Objective: Transcribe all of the data below verbatim, leaving out the pictures.

--- START Data listing ---

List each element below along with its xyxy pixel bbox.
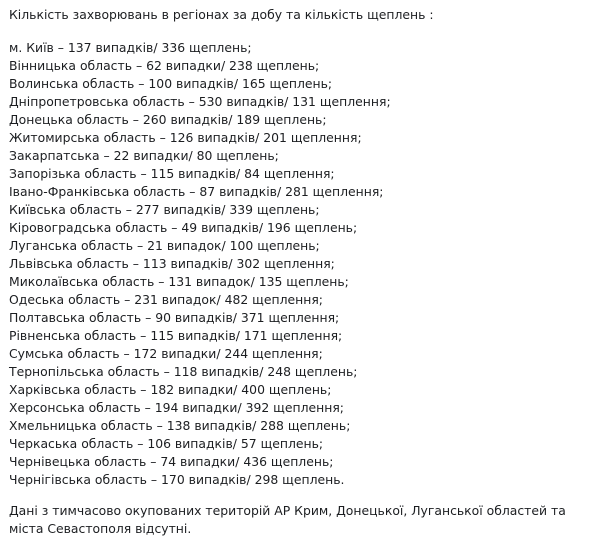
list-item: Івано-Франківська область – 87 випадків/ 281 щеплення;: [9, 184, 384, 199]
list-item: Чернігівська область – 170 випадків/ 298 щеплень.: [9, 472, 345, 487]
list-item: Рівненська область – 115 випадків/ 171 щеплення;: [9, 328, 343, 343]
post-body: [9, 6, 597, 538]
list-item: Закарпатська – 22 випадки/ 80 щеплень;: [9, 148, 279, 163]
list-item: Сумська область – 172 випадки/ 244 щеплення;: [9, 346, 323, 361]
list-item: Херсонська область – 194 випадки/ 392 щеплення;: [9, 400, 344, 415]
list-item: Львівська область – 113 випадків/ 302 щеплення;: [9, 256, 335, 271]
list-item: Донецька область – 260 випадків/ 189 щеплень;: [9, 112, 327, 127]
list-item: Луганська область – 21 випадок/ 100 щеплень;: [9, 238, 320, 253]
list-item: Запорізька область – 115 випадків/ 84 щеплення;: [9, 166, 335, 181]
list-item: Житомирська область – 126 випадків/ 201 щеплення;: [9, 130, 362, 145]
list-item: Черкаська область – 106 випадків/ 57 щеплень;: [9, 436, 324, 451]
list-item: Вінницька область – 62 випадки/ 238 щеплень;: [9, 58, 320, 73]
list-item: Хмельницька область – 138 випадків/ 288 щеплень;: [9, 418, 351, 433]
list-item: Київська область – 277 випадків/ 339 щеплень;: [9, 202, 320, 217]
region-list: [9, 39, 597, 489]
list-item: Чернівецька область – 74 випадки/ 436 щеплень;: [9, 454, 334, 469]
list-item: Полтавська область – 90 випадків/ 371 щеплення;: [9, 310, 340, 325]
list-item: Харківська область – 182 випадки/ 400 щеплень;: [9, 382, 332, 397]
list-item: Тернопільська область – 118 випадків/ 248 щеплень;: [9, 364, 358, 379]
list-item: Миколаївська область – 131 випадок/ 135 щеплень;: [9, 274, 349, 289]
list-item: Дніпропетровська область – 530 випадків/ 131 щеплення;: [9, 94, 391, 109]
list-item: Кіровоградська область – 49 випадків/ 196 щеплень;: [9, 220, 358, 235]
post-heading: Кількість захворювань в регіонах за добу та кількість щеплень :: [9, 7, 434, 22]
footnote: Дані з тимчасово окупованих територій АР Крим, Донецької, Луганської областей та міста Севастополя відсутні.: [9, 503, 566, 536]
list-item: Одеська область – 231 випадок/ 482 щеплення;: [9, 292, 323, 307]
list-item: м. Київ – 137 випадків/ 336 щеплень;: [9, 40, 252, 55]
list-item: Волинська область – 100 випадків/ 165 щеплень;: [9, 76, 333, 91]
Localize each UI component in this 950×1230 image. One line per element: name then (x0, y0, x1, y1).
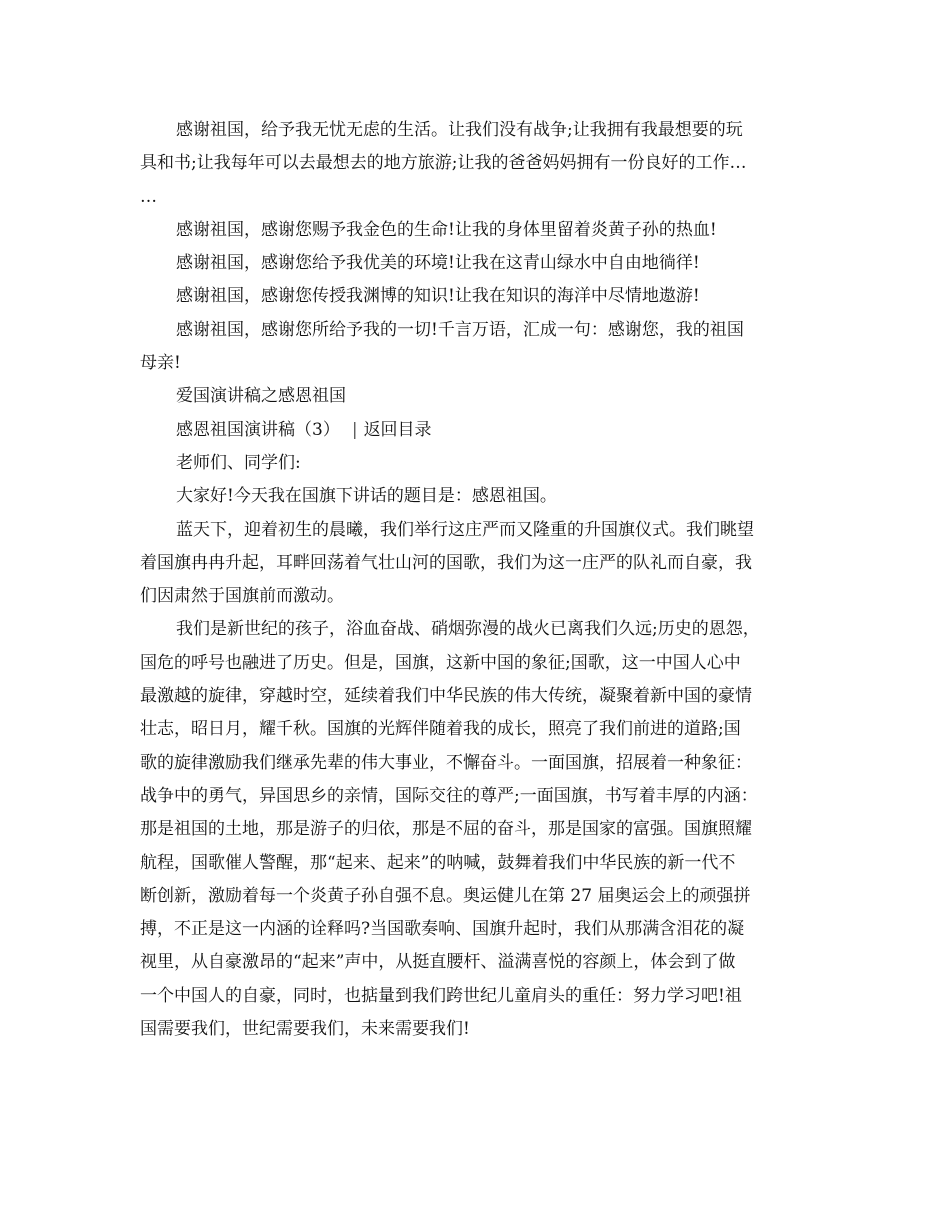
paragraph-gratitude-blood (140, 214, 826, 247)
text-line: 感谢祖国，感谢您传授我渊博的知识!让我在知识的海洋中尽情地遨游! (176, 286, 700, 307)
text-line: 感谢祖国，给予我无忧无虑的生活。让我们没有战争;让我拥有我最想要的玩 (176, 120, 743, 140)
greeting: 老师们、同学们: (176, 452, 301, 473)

--- END Data listing ---

Expected answer:
List each element below along with its xyxy pixel bbox.
list-item: Івано-Франківська область – 87 випадків/ 281 щеплення;: [9, 184, 384, 199]
list-item: Чернігівська область – 170 випадків/ 298 щеплень.: [9, 472, 345, 487]
list-item: Рівненська область – 115 випадків/ 171 щеплення;: [9, 328, 343, 343]
post-body: [9, 6, 597, 538]
list-item: Закарпатська – 22 випадки/ 80 щеплень;: [9, 148, 279, 163]
list-item: Сумська область – 172 випадки/ 244 щеплення;: [9, 346, 323, 361]
list-item: Херсонська область – 194 випадки/ 392 щеплення;: [9, 400, 344, 415]
list-item: Львівська область – 113 випадків/ 302 щеплення;: [9, 256, 335, 271]
list-item: Донецька область – 260 випадків/ 189 щеплень;: [9, 112, 327, 127]
list-item: Луганська область – 21 випадок/ 100 щеплень;: [9, 238, 320, 253]
list-item: Запорізька область – 115 випадків/ 84 щеплення;: [9, 166, 335, 181]
list-item: Житомирська область – 126 випадків/ 201 щеплення;: [9, 130, 362, 145]
list-item: Черкаська область – 106 випадків/ 57 щеплень;: [9, 436, 324, 451]
list-item: Вінницька область – 62 випадки/ 238 щеплень;: [9, 58, 320, 73]
list-item: Хмельницька область – 138 випадків/ 288 щеплень;: [9, 418, 351, 433]
list-item: Київська область – 277 випадків/ 339 щеплень;: [9, 202, 320, 217]
region-list: [9, 39, 597, 489]
list-item: Чернівецька область – 74 випадки/ 436 щеплень;: [9, 454, 334, 469]
list-item: Полтавська область – 90 випадків/ 371 щеплення;: [9, 310, 340, 325]
list-item: Харківська область – 182 випадки/ 400 щеплень;: [9, 382, 332, 397]
list-item: Тернопільська область – 118 випадків/ 248 щеплень;: [9, 364, 358, 379]
list-item: Миколаївська область – 131 випадок/ 135 щеплень;: [9, 274, 349, 289]
list-item: Дніпропетровська область – 530 випадків/ 131 щеплення;: [9, 94, 391, 109]
list-item: Кіровоградська область – 49 випадків/ 196 щеплень;: [9, 220, 358, 235]
post-heading: Кількість захворювань в регіонах за добу та кількість щеплень :: [9, 7, 434, 22]
footnote: Дані з тимчасово окупованих територій АР Крим, Донецької, Луганської областей та міста Севастополя відсутні.: [9, 503, 566, 536]
list-item: Одеська область – 231 випадок/ 482 щеплення;: [9, 292, 323, 307]
list-item: м. Київ – 137 випадків/ 336 щеплень;: [9, 40, 252, 55]
list-item: Волинська область – 100 випадків/ 165 щеплень;: [9, 76, 333, 91]
Localize each UI component in this 950×1230 image. One line per element: name then (x0, y0, x1, y1).
paragraph-gratitude-blood (140, 214, 826, 247)
text-line: 感谢祖国，感谢您传授我渊博的知识!让我在知识的海洋中尽情地遨游! (176, 286, 700, 307)
text-line: 感谢祖国，给予我无忧无虑的生活。让我们没有战争;让我拥有我最想要的玩 (176, 120, 743, 140)
greeting: 老师们、同学们: (176, 452, 301, 473)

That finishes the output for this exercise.